YOUR INSTRUCTIONS » Your task is to retype each line of the data below exactly.

Stored data
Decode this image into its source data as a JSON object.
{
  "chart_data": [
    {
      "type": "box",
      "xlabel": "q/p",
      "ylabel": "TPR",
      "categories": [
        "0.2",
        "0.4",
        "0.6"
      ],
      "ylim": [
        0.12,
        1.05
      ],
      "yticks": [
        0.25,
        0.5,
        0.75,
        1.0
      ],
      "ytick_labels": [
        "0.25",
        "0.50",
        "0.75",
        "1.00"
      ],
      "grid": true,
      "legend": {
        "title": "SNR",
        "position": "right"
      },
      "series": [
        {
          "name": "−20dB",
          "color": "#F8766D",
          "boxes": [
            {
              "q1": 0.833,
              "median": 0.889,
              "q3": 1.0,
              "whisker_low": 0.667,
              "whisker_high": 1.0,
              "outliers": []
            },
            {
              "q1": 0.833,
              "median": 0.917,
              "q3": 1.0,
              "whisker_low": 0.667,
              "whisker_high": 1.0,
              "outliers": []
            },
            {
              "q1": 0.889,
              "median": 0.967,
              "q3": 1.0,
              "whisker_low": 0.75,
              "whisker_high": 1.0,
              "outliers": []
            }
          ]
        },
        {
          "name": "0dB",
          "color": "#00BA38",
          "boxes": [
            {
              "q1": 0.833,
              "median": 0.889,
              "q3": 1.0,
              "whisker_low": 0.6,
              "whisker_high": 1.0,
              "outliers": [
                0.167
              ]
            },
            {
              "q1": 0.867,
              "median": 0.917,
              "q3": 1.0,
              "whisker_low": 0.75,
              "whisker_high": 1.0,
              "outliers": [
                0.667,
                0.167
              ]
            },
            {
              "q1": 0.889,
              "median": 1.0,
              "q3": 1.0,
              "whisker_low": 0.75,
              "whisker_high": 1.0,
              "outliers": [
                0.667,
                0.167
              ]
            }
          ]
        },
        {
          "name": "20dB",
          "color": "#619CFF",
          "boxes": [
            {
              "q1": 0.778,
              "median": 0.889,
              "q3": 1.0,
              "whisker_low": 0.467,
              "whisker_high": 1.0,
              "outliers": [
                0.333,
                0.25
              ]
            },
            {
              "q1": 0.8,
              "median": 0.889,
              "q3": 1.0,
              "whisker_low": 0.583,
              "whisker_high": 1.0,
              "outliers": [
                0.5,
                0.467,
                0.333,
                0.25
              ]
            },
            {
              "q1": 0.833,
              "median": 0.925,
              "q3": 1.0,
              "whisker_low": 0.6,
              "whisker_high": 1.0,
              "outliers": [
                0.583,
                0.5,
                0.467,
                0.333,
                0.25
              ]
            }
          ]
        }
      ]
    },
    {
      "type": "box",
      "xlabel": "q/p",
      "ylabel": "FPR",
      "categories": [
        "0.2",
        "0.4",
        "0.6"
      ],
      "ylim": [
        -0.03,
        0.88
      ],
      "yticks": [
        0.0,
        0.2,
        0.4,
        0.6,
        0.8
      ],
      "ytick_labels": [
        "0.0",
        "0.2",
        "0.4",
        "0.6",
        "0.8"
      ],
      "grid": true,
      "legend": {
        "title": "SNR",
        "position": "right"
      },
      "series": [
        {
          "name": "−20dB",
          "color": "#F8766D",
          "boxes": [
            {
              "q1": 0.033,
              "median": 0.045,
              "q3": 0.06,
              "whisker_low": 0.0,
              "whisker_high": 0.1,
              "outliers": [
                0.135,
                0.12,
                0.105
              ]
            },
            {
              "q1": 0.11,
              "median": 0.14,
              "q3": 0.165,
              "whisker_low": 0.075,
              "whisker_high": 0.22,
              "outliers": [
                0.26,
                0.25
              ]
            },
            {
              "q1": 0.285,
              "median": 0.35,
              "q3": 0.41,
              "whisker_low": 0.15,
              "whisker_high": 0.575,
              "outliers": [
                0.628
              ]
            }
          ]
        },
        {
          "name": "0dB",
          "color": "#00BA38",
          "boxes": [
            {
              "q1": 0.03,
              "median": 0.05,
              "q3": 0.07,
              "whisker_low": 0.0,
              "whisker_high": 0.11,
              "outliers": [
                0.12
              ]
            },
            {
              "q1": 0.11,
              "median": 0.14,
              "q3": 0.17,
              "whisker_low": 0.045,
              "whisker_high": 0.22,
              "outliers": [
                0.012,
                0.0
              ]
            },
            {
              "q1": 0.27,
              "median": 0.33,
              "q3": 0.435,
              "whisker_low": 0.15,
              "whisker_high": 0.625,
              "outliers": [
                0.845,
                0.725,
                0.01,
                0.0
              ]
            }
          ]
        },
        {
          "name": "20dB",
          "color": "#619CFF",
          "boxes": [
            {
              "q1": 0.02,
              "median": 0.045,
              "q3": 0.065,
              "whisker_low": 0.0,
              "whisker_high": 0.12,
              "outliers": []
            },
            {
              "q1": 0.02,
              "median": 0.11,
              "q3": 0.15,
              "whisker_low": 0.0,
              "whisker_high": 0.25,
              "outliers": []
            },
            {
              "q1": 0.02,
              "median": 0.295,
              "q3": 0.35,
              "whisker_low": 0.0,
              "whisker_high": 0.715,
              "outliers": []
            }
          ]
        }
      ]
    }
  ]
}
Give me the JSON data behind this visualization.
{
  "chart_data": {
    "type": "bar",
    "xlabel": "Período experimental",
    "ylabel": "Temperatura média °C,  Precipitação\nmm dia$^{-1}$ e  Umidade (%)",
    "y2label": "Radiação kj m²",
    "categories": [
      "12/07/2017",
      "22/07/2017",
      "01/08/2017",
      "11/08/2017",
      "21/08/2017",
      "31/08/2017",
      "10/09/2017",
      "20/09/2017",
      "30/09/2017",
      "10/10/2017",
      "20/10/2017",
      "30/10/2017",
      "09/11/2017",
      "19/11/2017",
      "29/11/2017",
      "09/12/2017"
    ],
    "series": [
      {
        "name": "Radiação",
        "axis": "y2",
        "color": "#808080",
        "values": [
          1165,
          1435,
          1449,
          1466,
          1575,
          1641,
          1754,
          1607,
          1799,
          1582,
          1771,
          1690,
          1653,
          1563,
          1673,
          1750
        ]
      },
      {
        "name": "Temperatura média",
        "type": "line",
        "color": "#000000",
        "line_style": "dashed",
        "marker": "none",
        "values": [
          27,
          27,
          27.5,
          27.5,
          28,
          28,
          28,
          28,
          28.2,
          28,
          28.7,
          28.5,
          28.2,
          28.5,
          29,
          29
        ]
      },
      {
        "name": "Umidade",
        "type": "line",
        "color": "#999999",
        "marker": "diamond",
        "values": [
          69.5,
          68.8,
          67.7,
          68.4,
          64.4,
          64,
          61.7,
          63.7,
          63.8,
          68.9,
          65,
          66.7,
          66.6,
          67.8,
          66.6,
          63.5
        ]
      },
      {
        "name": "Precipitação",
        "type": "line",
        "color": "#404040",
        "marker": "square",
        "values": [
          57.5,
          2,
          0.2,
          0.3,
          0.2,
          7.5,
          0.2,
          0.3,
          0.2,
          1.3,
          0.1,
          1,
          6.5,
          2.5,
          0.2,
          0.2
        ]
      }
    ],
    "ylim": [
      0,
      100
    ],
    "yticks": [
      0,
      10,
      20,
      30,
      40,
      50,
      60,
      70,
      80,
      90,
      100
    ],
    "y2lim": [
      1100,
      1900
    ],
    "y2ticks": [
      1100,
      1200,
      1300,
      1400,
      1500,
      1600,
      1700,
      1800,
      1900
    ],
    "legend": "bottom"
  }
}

EXPECTED ANSWER »
Decode this image into its source data as a JSON object.
{
  "chart_data": [
    {
      "type": "box",
      "xlabel": "q/p",
      "ylabel": "TPR",
      "categories": [
        "0.2",
        "0.4",
        "0.6"
      ],
      "ylim": [
        0.12,
        1.05
      ],
      "yticks": [
        0.25,
        0.5,
        0.75,
        1.0
      ],
      "ytick_labels": [
        "0.25",
        "0.50",
        "0.75",
        "1.00"
      ],
      "grid": true,
      "legend": {
        "title": "SNR",
        "position": "right"
      },
      "series": [
        {
          "name": "−20dB",
          "color": "#F8766D",
          "boxes": [
            {
              "q1": 0.833,
              "median": 0.889,
              "q3": 1.0,
              "whisker_low": 0.667,
              "whisker_high": 1.0,
              "outliers": []
            },
            {
              "q1": 0.833,
              "median": 0.917,
              "q3": 1.0,
              "whisker_low": 0.667,
              "whisker_high": 1.0,
              "outliers": []
            },
            {
              "q1": 0.889,
              "median": 0.967,
              "q3": 1.0,
              "whisker_low": 0.75,
              "whisker_high": 1.0,
              "outliers": []
            }
          ]
        },
        {
          "name": "0dB",
          "color": "#00BA38",
          "boxes": [
            {
              "q1": 0.833,
              "median": 0.889,
              "q3": 1.0,
              "whisker_low": 0.6,
              "whisker_high": 1.0,
              "outliers": [
                0.167
              ]
            },
            {
              "q1": 0.867,
              "median": 0.917,
              "q3": 1.0,
              "whisker_low": 0.75,
              "whisker_high": 1.0,
              "outliers": [
                0.667,
                0.167
              ]
            },
            {
              "q1": 0.889,
              "median": 1.0,
              "q3": 1.0,
              "whisker_low": 0.75,
              "whisker_high": 1.0,
              "outliers": [
                0.667,
                0.167
              ]
            }
          ]
        },
        {
          "name": "20dB",
          "color": "#619CFF",
          "boxes": [
            {
              "q1": 0.778,
              "median": 0.889,
              "q3": 1.0,
              "whisker_low": 0.467,
              "whisker_high": 1.0,
              "outliers": [
                0.333,
                0.25
              ]
            },
            {
              "q1": 0.8,
              "median": 0.889,
              "q3": 1.0,
              "whisker_low": 0.583,
              "whisker_high": 1.0,
              "outliers": [
                0.5,
                0.467,
                0.333,
                0.25
              ]
            },
            {
              "q1": 0.833,
              "median": 0.925,
              "q3": 1.0,
              "whisker_low": 0.6,
              "whisker_high": 1.0,
              "outliers": [
                0.583,
                0.5,
                0.467,
                0.333,
                0.25
              ]
            }
          ]
        }
      ]
    },
    {
      "type": "box",
      "xlabel": "q/p",
      "ylabel": "FPR",
      "categories": [
        "0.2",
        "0.4",
        "0.6"
      ],
      "ylim": [
        -0.03,
        0.88
      ],
      "yticks": [
        0.0,
        0.2,
        0.4,
        0.6,
        0.8
      ],
      "ytick_labels": [
        "0.0",
        "0.2",
        "0.4",
        "0.6",
        "0.8"
      ],
      "grid": true,
      "legend": {
        "title": "SNR",
        "position": "right"
      },
      "series": [
        {
          "name": "−20dB",
          "color": "#F8766D",
          "boxes": [
            {
              "q1": 0.033,
              "median": 0.045,
              "q3": 0.06,
              "whisker_low": 0.0,
              "whisker_high": 0.1,
              "outliers": [
                0.135,
                0.12,
                0.105
              ]
            },
            {
              "q1": 0.11,
              "median": 0.14,
              "q3": 0.165,
              "whisker_low": 0.075,
              "whisker_high": 0.22,
              "outliers": [
                0.26,
                0.25
              ]
            },
            {
              "q1": 0.285,
              "median": 0.35,
              "q3": 0.41,
              "whisker_low": 0.15,
              "whisker_high": 0.575,
              "outliers": [
                0.628
              ]
            }
          ]
        },
        {
          "name": "0dB",
          "color": "#00BA38",
          "boxes": [
            {
              "q1": 0.03,
              "median": 0.05,
              "q3": 0.07,
              "whisker_low": 0.0,
              "whisker_high": 0.11,
              "outliers": [
                0.12
              ]
            },
            {
              "q1": 0.11,
              "median": 0.14,
              "q3": 0.17,
              "whisker_low": 0.045,
              "whisker_high": 0.22,
              "outliers": [
                0.012,
                0.0
              ]
            },
            {
              "q1": 0.27,
              "median": 0.33,
              "q3": 0.435,
              "whisker_low": 0.15,
              "whisker_high": 0.625,
              "outliers": [
                0.845,
                0.725,
                0.01,
                0.0
              ]
            }
          ]
        },
        {
          "name": "20dB",
          "color": "#619CFF",
          "boxes": [
            {
              "q1": 0.02,
              "median": 0.045,
              "q3": 0.065,
              "whisker_low": 0.0,
              "whisker_high": 0.12,
              "outliers": []
            },
            {
              "q1": 0.02,
              "median": 0.11,
              "q3": 0.15,
              "whisker_low": 0.0,
              "whisker_high": 0.25,
              "outliers": []
            },
            {
              "q1": 0.02,
              "median": 0.295,
              "q3": 0.35,
              "whisker_low": 0.0,
              "whisker_high": 0.715,
              "outliers": []
            }
          ]
        }
      ]
    }
  ]
}
Give me the JSON data behind this visualization.
{
  "chart_data": {
    "type": "bar",
    "xlabel": "Período experimental",
    "ylabel": "Temperatura média °C,  Precipitação\nmm dia$^{-1}$ e  Umidade (%)",
    "y2label": "Radiação kj m²",
    "categories": [
      "12/07/2017",
      "22/07/2017",
      "01/08/2017",
      "11/08/2017",
      "21/08/2017",
      "31/08/2017",
      "10/09/2017",
      "20/09/2017",
      "30/09/2017",
      "10/10/2017",
      "20/10/2017",
      "30/10/2017",
      "09/11/2017",
      "19/11/2017",
      "29/11/2017",
      "09/12/2017"
    ],
    "series": [
      {
        "name": "Radiação",
        "axis": "y2",
        "color": "#808080",
        "values": [
          1165,
          1435,
          1449,
          1466,
          1575,
          1641,
          1754,
          1607,
          1799,
          1582,
          1771,
          1690,
          1653,
          1563,
          1673,
          1750
        ]
      },
      {
        "name": "Temperatura média",
        "type": "line",
        "color": "#000000",
        "line_style": "dashed",
        "marker": "none",
        "values": [
          27,
          27,
          27.5,
          27.5,
          28,
          28,
          28,
          28,
          28.2,
          28,
          28.7,
          28.5,
          28.2,
          28.5,
          29,
          29
        ]
      },
      {
        "name": "Umidade",
        "type": "line",
        "color": "#999999",
        "marker": "diamond",
        "values": [
          69.5,
          68.8,
          67.7,
          68.4,
          64.4,
          64,
          61.7,
          63.7,
          63.8,
          68.9,
          65,
          66.7,
          66.6,
          67.8,
          66.6,
          63.5
        ]
      },
      {
        "name": "Precipitação",
        "type": "line",
        "color": "#404040",
        "marker": "square",
        "values": [
          57.5,
          2,
          0.2,
          0.3,
          0.2,
          7.5,
          0.2,
          0.3,
          0.2,
          1.3,
          0.1,
          1,
          6.5,
          2.5,
          0.2,
          0.2
        ]
      }
    ],
    "ylim": [
      0,
      100
    ],
    "yticks": [
      0,
      10,
      20,
      30,
      40,
      50,
      60,
      70,
      80,
      90,
      100
    ],
    "y2lim": [
      1100,
      1900
    ],
    "y2ticks": [
      1100,
      1200,
      1300,
      1400,
      1500,
      1600,
      1700,
      1800,
      1900
    ],
    "legend": "bottom"
  }
}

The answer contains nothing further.